:: Consigne écrite ::
Reproduisez à l'identique, s'il vous plaît, le passage de l'extrait ci-dessous sur les propositions des participants qui va de « Même après 48 » jusqu'à « n’engage que moi). » inclus.

Les propositions des participants

Même après 48 heures d’intense cogitation, on pouvait craindre que les participants s’essoufflent devant l’idée d’un nouveau label ou d’un énième appel à projets, comme les institutions savent (quoique !) les faire… Pas du tout ! leurs propositions visent d’autres cibles, plus pertinentes et pas moins audacieuses d’après moi. Voici le résumé que j’en ferais (il s’agit là aussi de mon interprétation des propositions créatives qui sont sorties au terme des journées, et cette interprétation n’engage que moi).

1. Expérimenter autrement et en réseau

Les participants plébiscitent une nouvelle approche de l’expérimentation. Leur préférence va à l’idée de « micro-innovation labs » : Des expérimentations à l’échelle micro-locale, en réseau à l’échelle européenne, dans des espaces publics, et traduites en enseignements politiques… (on jurerait un « Territoires en résidences » à l’échelle européenne, non ? A quand « Europe en Résidences » ?). Un groupe propose de parler plutôt d’Improvement Lab, de laboratoire de l’amélioration continue, se dotant d’indicateurs de succès inédits. Mais tous suggèrent un passage à l’échelle du principe expérimental, voir d’en faire un principe consubstantiel à tout projet public ou privé en le dotant d’une « zone d’expérimentation » permanente.

:: Entrées fournies ::

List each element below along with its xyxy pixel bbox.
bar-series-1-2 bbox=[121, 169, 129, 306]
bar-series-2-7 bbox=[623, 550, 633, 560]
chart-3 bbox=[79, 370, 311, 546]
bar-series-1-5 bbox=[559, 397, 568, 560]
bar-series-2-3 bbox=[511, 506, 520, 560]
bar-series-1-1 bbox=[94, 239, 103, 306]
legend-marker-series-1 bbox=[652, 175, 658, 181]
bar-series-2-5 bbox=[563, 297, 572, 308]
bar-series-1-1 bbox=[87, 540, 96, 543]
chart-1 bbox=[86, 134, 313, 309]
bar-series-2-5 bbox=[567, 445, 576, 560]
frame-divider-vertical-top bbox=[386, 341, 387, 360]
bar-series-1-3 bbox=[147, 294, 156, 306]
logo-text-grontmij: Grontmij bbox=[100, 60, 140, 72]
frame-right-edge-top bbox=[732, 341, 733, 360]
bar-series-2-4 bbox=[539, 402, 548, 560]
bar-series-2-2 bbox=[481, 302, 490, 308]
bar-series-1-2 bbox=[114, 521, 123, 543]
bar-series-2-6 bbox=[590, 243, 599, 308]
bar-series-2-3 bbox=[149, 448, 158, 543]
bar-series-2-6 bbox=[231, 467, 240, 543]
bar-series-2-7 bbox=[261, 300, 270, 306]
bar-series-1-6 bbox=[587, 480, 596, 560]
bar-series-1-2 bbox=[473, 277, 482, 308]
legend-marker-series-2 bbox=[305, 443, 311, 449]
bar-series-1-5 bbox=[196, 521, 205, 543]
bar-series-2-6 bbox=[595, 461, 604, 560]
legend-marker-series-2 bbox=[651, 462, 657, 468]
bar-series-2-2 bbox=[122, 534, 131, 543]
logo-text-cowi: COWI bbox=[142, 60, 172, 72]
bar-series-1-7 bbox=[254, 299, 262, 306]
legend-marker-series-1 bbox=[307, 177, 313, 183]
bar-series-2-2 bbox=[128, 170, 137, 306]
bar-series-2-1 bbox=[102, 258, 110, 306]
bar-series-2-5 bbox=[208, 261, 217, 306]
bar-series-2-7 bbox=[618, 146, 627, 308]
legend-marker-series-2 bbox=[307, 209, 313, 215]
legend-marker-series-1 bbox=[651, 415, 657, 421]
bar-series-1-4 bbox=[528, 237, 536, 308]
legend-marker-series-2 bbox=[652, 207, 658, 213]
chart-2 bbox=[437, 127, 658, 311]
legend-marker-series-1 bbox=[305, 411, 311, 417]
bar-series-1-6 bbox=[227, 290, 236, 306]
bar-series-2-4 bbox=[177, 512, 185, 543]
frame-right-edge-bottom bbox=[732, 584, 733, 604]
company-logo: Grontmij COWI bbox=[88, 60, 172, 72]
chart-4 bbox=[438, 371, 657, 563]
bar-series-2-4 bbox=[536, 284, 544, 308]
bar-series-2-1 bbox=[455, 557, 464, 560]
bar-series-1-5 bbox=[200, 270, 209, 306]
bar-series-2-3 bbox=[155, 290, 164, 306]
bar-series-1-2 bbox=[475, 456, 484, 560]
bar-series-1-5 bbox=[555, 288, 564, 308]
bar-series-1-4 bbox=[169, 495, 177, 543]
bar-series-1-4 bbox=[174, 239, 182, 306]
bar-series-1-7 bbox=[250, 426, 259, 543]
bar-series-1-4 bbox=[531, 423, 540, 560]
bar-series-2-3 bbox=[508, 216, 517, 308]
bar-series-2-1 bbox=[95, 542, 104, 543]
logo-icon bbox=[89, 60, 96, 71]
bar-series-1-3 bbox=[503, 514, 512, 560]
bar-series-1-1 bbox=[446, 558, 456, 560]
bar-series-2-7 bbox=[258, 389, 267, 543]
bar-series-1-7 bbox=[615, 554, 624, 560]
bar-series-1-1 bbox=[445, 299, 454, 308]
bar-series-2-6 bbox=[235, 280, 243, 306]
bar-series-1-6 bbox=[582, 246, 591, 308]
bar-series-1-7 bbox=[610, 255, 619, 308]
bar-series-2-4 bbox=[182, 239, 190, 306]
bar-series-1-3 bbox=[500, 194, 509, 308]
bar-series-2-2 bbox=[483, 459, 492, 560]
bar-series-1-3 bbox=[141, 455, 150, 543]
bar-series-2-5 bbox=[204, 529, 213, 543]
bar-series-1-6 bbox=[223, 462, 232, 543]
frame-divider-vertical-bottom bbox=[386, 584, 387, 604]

:: Réponse complète ::
Même après 48 heures d’intense cogitation, on pouvait craindre que les participants s’essoufflent devant l’idée d’un nouveau label ou d’un énième appel à projets, comme les institutions savent (quoique !) les faire… Pas du tout ! leurs propositions visent d’autres cibles, plus pertinentes et pas moins audacieuses d’après moi. Voici le résumé que j’en ferais (il s’agit là aussi de mon interprétation des propositions créatives qui sont sorties au terme des journées, et cette interprétation n’engage que moi).